**Required work**
Please report every line from the material that contains the word "году".

**Given records**
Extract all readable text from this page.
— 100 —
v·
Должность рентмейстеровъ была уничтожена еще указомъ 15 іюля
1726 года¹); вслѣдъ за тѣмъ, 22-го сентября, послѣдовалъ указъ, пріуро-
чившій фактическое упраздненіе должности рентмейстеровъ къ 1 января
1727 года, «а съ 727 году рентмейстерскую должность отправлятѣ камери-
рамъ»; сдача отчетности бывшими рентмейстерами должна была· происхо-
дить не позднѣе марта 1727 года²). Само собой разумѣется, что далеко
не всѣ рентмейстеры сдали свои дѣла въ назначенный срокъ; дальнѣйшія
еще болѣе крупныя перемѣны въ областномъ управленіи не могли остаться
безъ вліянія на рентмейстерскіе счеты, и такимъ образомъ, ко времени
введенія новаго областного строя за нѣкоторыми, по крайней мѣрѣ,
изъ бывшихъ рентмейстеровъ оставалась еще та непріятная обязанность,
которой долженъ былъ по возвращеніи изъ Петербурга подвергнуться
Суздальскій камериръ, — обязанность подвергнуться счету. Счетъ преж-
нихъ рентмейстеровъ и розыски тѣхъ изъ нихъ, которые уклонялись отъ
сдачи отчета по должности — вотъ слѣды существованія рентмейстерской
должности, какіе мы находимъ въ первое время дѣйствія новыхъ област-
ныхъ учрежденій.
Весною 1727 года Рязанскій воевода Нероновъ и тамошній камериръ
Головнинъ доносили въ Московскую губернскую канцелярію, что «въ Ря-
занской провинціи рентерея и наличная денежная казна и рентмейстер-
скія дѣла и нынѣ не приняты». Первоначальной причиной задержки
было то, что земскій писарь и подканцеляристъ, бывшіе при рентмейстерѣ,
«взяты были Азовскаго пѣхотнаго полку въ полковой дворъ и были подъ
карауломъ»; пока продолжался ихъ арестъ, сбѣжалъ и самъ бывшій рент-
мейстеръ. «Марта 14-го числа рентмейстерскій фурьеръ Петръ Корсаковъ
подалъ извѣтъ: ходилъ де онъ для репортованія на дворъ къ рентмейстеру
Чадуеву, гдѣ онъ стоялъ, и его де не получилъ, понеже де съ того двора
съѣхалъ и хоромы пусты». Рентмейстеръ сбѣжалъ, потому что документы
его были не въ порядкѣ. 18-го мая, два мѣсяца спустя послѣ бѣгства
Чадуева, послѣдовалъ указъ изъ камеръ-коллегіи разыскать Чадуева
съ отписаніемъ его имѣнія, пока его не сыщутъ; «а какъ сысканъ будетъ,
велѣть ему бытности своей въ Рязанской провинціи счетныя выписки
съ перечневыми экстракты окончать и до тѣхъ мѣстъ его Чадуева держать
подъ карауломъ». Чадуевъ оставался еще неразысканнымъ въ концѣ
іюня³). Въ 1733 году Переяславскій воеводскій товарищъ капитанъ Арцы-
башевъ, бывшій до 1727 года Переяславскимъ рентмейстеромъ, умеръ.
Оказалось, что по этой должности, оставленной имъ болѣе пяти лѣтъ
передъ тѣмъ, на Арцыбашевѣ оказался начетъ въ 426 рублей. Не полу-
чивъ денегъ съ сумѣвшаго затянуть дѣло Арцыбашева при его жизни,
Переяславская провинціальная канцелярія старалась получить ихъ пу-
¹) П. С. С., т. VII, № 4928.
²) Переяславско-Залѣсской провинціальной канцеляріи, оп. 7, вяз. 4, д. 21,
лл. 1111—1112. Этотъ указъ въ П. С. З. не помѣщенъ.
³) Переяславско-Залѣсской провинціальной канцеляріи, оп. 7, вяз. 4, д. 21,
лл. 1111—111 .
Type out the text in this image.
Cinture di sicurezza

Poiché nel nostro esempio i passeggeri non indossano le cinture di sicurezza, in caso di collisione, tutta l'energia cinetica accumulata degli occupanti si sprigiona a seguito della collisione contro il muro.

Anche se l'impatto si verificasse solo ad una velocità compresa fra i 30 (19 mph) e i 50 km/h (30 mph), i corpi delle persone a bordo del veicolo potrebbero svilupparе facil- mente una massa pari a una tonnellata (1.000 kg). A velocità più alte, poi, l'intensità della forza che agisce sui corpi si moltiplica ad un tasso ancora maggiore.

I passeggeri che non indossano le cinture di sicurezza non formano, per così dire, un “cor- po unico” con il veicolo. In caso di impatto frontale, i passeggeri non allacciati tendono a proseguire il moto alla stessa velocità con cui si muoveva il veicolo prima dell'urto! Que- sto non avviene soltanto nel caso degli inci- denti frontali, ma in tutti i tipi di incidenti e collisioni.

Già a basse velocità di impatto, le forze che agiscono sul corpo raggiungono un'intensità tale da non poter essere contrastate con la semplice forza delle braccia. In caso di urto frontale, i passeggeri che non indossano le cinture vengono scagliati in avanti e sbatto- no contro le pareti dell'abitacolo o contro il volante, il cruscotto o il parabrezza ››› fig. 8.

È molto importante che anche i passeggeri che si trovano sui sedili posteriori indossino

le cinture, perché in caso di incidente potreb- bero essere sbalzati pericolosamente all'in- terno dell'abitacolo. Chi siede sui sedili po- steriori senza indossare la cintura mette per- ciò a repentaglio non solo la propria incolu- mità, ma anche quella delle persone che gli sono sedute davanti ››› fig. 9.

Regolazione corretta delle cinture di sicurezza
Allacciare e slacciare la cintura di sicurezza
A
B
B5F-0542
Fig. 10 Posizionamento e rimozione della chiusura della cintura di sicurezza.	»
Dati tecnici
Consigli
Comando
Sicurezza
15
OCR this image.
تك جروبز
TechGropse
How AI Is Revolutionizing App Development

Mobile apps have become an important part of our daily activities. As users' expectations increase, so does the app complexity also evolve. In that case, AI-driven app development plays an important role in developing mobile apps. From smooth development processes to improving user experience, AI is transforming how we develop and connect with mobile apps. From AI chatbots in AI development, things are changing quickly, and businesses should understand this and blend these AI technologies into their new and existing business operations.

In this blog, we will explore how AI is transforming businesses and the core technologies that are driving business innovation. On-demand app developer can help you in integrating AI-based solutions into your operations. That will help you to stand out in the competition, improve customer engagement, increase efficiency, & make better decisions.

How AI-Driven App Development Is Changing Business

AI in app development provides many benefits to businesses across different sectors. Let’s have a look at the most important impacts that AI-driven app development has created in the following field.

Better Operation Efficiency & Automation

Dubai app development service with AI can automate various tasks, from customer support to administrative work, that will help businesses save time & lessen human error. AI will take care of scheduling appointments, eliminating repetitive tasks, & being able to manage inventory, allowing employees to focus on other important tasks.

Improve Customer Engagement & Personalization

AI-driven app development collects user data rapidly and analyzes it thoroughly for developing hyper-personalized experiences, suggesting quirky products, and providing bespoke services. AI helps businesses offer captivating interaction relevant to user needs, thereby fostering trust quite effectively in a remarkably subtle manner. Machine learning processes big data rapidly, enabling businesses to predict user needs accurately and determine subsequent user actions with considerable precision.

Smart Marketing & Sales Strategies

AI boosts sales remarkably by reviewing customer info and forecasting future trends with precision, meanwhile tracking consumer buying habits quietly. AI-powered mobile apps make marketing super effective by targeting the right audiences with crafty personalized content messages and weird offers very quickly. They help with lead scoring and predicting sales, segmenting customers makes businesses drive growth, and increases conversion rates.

**Result for this exercise**
1727 года, «а съ 727 году рентмейстерскую должность отправлятѣ камери-
іюня³). Въ 1733 году Переяславскій воеводскій товарищъ капитанъ Арцы-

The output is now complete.